■ **Data provided**
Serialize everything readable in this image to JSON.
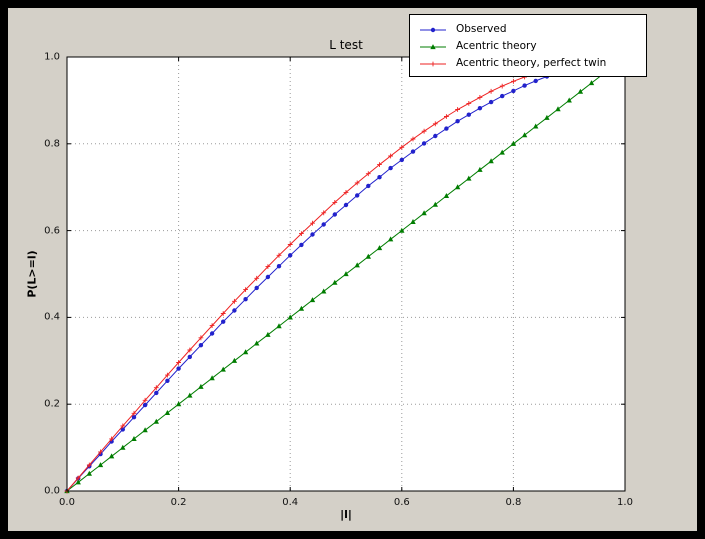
{
  "colors": {
    "frame_bg": "#000000",
    "figure_bg": "#d4d0c8",
    "plot_bg": "#ffffff",
    "grid": "#9b9b9b",
    "axes": "#000000"
  },
  "chart_data": {
    "type": "line",
    "title": "L test",
    "xlabel": "|l|",
    "ylabel": "P(L>=l)",
    "xlim": [
      0,
      1
    ],
    "ylim": [
      0,
      1
    ],
    "grid": "dotted",
    "legend_position": "upper right",
    "xtick_values": [
      0,
      0.2,
      0.4,
      0.6,
      0.8,
      1.0
    ],
    "xtick_labels": [
      "0.0",
      "0.2",
      "0.4",
      "0.6",
      "0.8",
      "1.0"
    ],
    "ytick_values": [
      0,
      0.2,
      0.4,
      0.6,
      0.8,
      1.0
    ],
    "ytick_labels": [
      "0.0",
      "0.2",
      "0.4",
      "0.6",
      "0.8",
      "1.0"
    ],
    "series": [
      {
        "name": "Observed",
        "color": "#2222cc",
        "marker": "circle",
        "x": [
          0,
          0.02,
          0.04,
          0.06,
          0.08,
          0.1,
          0.12,
          0.14,
          0.16,
          0.18,
          0.2,
          0.22,
          0.24,
          0.26,
          0.28,
          0.3,
          0.32,
          0.34,
          0.36,
          0.38,
          0.4,
          0.42,
          0.44,
          0.46,
          0.48,
          0.5,
          0.52,
          0.54,
          0.56,
          0.58,
          0.6,
          0.62,
          0.64,
          0.66,
          0.68,
          0.7,
          0.72,
          0.74,
          0.76,
          0.78,
          0.8,
          0.82,
          0.84,
          0.86
        ],
        "y": [
          0,
          0.029,
          0.057,
          0.085,
          0.114,
          0.142,
          0.17,
          0.198,
          0.226,
          0.254,
          0.282,
          0.309,
          0.336,
          0.363,
          0.39,
          0.416,
          0.442,
          0.468,
          0.493,
          0.518,
          0.543,
          0.567,
          0.591,
          0.614,
          0.637,
          0.659,
          0.681,
          0.703,
          0.723,
          0.744,
          0.763,
          0.782,
          0.801,
          0.818,
          0.835,
          0.852,
          0.867,
          0.882,
          0.896,
          0.91,
          0.922,
          0.934,
          0.945,
          0.955
        ]
      },
      {
        "name": "Acentric theory",
        "color": "#007d00",
        "marker": "triangle",
        "x": [
          0,
          0.02,
          0.04,
          0.06,
          0.08,
          0.1,
          0.12,
          0.14,
          0.16,
          0.18,
          0.2,
          0.22,
          0.24,
          0.26,
          0.28,
          0.3,
          0.32,
          0.34,
          0.36,
          0.38,
          0.4,
          0.42,
          0.44,
          0.46,
          0.48,
          0.5,
          0.52,
          0.54,
          0.56,
          0.58,
          0.6,
          0.62,
          0.64,
          0.66,
          0.68,
          0.7,
          0.72,
          0.74,
          0.76,
          0.78,
          0.8,
          0.82,
          0.84,
          0.86,
          0.88,
          0.9,
          0.92,
          0.94,
          0.96
        ],
        "y": [
          0,
          0.02,
          0.04,
          0.06,
          0.08,
          0.1,
          0.12,
          0.14,
          0.16,
          0.18,
          0.2,
          0.22,
          0.24,
          0.26,
          0.28,
          0.3,
          0.32,
          0.34,
          0.36,
          0.38,
          0.4,
          0.42,
          0.44,
          0.46,
          0.48,
          0.5,
          0.52,
          0.54,
          0.56,
          0.58,
          0.6,
          0.62,
          0.64,
          0.66,
          0.68,
          0.7,
          0.72,
          0.74,
          0.76,
          0.78,
          0.8,
          0.82,
          0.84,
          0.86,
          0.88,
          0.9,
          0.92,
          0.94,
          0.96
        ]
      },
      {
        "name": "Acentric theory, perfect twin",
        "color": "#ee2222",
        "marker": "plus",
        "x": [
          0,
          0.02,
          0.04,
          0.06,
          0.08,
          0.1,
          0.12,
          0.14,
          0.16,
          0.18,
          0.2,
          0.22,
          0.24,
          0.26,
          0.28,
          0.3,
          0.32,
          0.34,
          0.36,
          0.38,
          0.4,
          0.42,
          0.44,
          0.46,
          0.48,
          0.5,
          0.52,
          0.54,
          0.56,
          0.58,
          0.6,
          0.62,
          0.64,
          0.66,
          0.68,
          0.7,
          0.72,
          0.74,
          0.76,
          0.78,
          0.8,
          0.82,
          0.84,
          0.86
        ],
        "y": [
          0,
          0.03,
          0.06,
          0.09,
          0.12,
          0.15,
          0.179,
          0.209,
          0.238,
          0.267,
          0.296,
          0.325,
          0.353,
          0.381,
          0.409,
          0.437,
          0.464,
          0.49,
          0.517,
          0.543,
          0.568,
          0.593,
          0.617,
          0.641,
          0.665,
          0.688,
          0.71,
          0.731,
          0.752,
          0.772,
          0.792,
          0.811,
          0.829,
          0.846,
          0.863,
          0.879,
          0.893,
          0.907,
          0.921,
          0.933,
          0.944,
          0.954,
          0.964,
          0.972
        ]
      }
    ]
  }
}
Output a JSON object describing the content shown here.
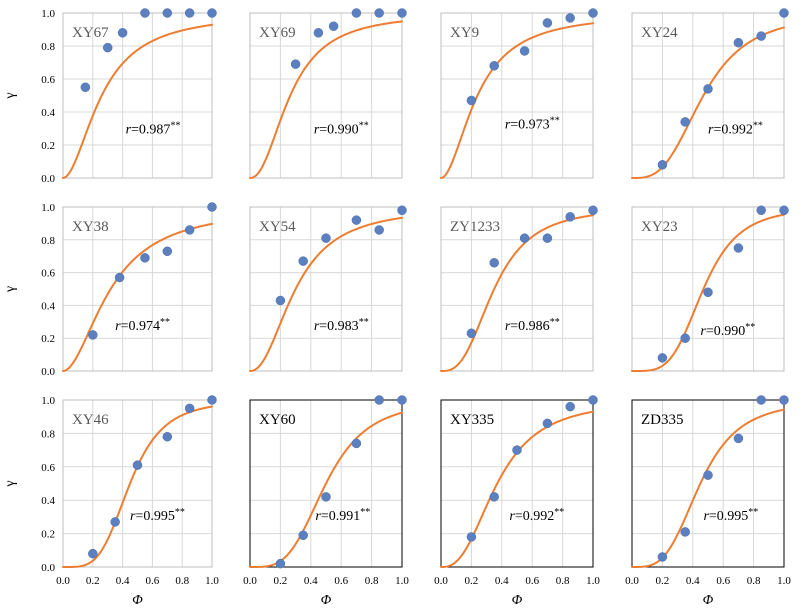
{
  "colors": {
    "fit_line": "#ed7d31",
    "points": "#5b7fbf",
    "grid": "#d9d9d9",
    "title_grey": "#595959",
    "title_dark": "#000000"
  },
  "chart_data": [
    {
      "type": "scatter",
      "title": "XY67",
      "r_value": "0.987",
      "r_sig": "**",
      "n": 1.9,
      "x50": 0.26,
      "x": [
        0.15,
        0.3,
        0.4,
        0.55,
        0.7,
        0.85,
        1.0
      ],
      "y": [
        0.55,
        0.79,
        0.88,
        1.0,
        1.0,
        1.0,
        1.0
      ]
    },
    {
      "type": "scatter",
      "title": "XY69",
      "r_value": "0.990",
      "r_sig": "**",
      "n": 2.2,
      "x50": 0.265,
      "x": [
        0.3,
        0.45,
        0.55,
        0.7,
        0.85,
        1.0
      ],
      "y": [
        0.69,
        0.88,
        0.92,
        1.0,
        1.0,
        1.0
      ]
    },
    {
      "type": "scatter",
      "title": "XY9",
      "r_value": "0.973",
      "r_sig": "**",
      "n": 1.9,
      "x50": 0.24,
      "x": [
        0.2,
        0.35,
        0.55,
        0.7,
        0.85,
        1.0
      ],
      "y": [
        0.47,
        0.68,
        0.77,
        0.94,
        0.97,
        1.0
      ]
    },
    {
      "type": "scatter",
      "title": "XY24",
      "r_value": "0.992",
      "r_sig": "**",
      "n": 3.1,
      "x50": 0.47,
      "x": [
        0.2,
        0.35,
        0.5,
        0.7,
        0.85,
        1.0
      ],
      "y": [
        0.08,
        0.34,
        0.54,
        0.82,
        0.86,
        1.0
      ]
    },
    {
      "type": "scatter",
      "title": "XY38",
      "r_value": "0.974",
      "r_sig": "**",
      "n": 1.9,
      "x50": 0.32,
      "x": [
        0.2,
        0.38,
        0.55,
        0.7,
        0.85,
        1.0
      ],
      "y": [
        0.22,
        0.57,
        0.69,
        0.73,
        0.86,
        1.0
      ]
    },
    {
      "type": "scatter",
      "title": "XY54",
      "r_value": "0.983",
      "r_sig": "**",
      "n": 2.2,
      "x50": 0.3,
      "x": [
        0.2,
        0.35,
        0.5,
        0.7,
        0.85,
        1.0
      ],
      "y": [
        0.43,
        0.67,
        0.81,
        0.92,
        0.86,
        0.98
      ]
    },
    {
      "type": "scatter",
      "title": "ZY1233",
      "r_value": "0.986",
      "r_sig": "**",
      "n": 2.8,
      "x50": 0.35,
      "x": [
        0.2,
        0.35,
        0.55,
        0.7,
        0.85,
        1.0
      ],
      "y": [
        0.23,
        0.66,
        0.81,
        0.81,
        0.94,
        0.98
      ]
    },
    {
      "type": "scatter",
      "title": "XY23",
      "r_value": "0.990",
      "r_sig": "**",
      "n": 4.0,
      "x50": 0.47,
      "x": [
        0.2,
        0.35,
        0.5,
        0.7,
        0.85,
        1.0
      ],
      "y": [
        0.08,
        0.2,
        0.48,
        0.75,
        0.98,
        0.98
      ]
    },
    {
      "type": "scatter",
      "title": "XY46",
      "r_value": "0.995",
      "r_sig": "**",
      "n": 4.0,
      "x50": 0.45,
      "x": [
        0.2,
        0.35,
        0.5,
        0.7,
        0.85,
        1.0
      ],
      "y": [
        0.08,
        0.27,
        0.61,
        0.78,
        0.95,
        1.0
      ]
    },
    {
      "type": "scatter",
      "title": "XY60",
      "r_value": "0.991",
      "r_sig": "**",
      "n": 3.6,
      "x50": 0.5,
      "x": [
        0.2,
        0.35,
        0.5,
        0.7,
        0.85,
        1.0
      ],
      "y": [
        0.02,
        0.19,
        0.42,
        0.74,
        1.0,
        1.0
      ]
    },
    {
      "type": "scatter",
      "title": "XY335",
      "r_value": "0.992",
      "r_sig": "**",
      "n": 2.6,
      "x50": 0.37,
      "x": [
        0.2,
        0.35,
        0.5,
        0.7,
        0.85,
        1.0
      ],
      "y": [
        0.18,
        0.42,
        0.7,
        0.86,
        0.96,
        1.0
      ]
    },
    {
      "type": "scatter",
      "title": "ZD335",
      "r_value": "0.995",
      "r_sig": "**",
      "n": 3.5,
      "x50": 0.45,
      "x": [
        0.2,
        0.35,
        0.5,
        0.7,
        0.85,
        1.0
      ],
      "y": [
        0.06,
        0.21,
        0.55,
        0.77,
        1.0,
        1.0
      ]
    }
  ],
  "axes": {
    "xlabel": "Φ",
    "ylabel": "γ",
    "xlim": [
      0.0,
      1.0
    ],
    "ylim": [
      0.0,
      1.0
    ],
    "x_ticks": [
      "0.0",
      "0.2",
      "0.4",
      "0.6",
      "0.8",
      "1.0"
    ],
    "y_ticks": [
      "0.0",
      "0.2",
      "0.4",
      "0.6",
      "0.8",
      "1.0"
    ],
    "grid": true
  }
}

■ **Exercise**
Where a line in the entries holds the word "marker", copy that line.

■ **Final answer**
        "marker": "circle",
        "marker": "triangle",
        "marker": "plus",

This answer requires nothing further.